WHAT TO PRODUCE - Locate each line in the records containing "Milfoil". Copy it.

MATERIAL PROVIDED -
** BEGIN **
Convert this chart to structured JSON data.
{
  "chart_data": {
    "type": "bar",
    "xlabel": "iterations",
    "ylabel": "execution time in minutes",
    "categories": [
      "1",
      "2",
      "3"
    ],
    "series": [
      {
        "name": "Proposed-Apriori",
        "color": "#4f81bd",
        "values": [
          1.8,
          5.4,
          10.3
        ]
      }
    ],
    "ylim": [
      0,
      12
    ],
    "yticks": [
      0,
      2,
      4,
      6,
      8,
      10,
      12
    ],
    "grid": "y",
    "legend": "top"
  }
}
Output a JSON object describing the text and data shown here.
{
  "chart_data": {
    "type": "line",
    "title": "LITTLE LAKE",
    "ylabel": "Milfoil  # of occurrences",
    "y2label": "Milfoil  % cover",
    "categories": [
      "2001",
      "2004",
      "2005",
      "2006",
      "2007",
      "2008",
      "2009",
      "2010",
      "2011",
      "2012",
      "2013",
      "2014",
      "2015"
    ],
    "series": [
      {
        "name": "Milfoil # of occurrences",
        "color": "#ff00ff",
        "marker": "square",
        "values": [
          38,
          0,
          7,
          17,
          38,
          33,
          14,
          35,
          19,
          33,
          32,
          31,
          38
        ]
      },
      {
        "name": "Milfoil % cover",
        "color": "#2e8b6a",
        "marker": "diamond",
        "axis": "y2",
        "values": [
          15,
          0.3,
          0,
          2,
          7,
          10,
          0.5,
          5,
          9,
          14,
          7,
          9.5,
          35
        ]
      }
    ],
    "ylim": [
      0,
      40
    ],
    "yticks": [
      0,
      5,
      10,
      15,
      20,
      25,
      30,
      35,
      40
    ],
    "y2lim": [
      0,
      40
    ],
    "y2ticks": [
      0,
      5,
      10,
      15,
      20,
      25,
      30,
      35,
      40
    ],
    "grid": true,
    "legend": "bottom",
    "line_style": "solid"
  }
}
** END **
SOLUTION -
    "ylabel": "Milfoil  # of occurrences",
    "y2label": "Milfoil  % cover",
        "name": "Milfoil # of occurrences",
        "name": "Milfoil % cover",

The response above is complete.